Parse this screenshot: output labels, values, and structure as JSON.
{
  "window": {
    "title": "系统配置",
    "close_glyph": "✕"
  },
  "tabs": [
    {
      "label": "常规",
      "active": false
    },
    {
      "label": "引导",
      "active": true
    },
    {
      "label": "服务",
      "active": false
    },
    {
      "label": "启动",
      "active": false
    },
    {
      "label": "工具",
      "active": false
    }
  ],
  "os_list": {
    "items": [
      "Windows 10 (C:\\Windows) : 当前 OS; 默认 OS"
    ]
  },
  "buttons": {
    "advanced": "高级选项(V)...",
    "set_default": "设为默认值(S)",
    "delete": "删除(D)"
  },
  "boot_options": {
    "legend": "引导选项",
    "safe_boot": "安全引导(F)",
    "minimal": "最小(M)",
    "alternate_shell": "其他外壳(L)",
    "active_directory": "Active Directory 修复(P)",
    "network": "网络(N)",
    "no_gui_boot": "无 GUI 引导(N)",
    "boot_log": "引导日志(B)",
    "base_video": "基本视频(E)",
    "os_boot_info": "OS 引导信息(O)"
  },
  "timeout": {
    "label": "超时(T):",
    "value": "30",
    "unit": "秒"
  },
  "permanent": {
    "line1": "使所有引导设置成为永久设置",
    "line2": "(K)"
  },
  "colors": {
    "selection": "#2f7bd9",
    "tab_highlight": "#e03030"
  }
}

----------

- _WORK TO COMPLETE_
Each line must be given again exactly as written above.

- _REPLY_
Parse this screenshot: output labels, values, and structure as JSON.
{
  "window": {
    "title": "系统配置",
    "close_glyph": "✕"
  },
  "tabs": [
    {
      "label": "常规",
      "active": false
    },
    {
      "label": "引导",
      "active": true
    },
    {
      "label": "服务",
      "active": false
    },
    {
      "label": "启动",
      "active": false
    },
    {
      "label": "工具",
      "active": false
    }
  ],
  "os_list": {
    "items": [
      "Windows 10 (C:\\Windows) : 当前 OS; 默认 OS"
    ]
  },
  "buttons": {
    "advanced": "高级选项(V)...",
    "set_default": "设为默认值(S)",
    "delete": "删除(D)"
  },
  "boot_options": {
    "legend": "引导选项",
    "safe_boot": "安全引导(F)",
    "minimal": "最小(M)",
    "alternate_shell": "其他外壳(L)",
    "active_directory": "Active Directory 修复(P)",
    "network": "网络(N)",
    "no_gui_boot": "无 GUI 引导(N)",
    "boot_log": "引导日志(B)",
    "base_video": "基本视频(E)",
    "os_boot_info": "OS 引导信息(O)"
  },
  "timeout": {
    "label": "超时(T):",
    "value": "30",
    "unit": "秒"
  },
  "permanent": {
    "line1": "使所有引导设置成为永久设置",
    "line2": "(K)"
  },
  "colors": {
    "selection": "#2f7bd9",
    "tab_highlight": "#e03030"
  }
}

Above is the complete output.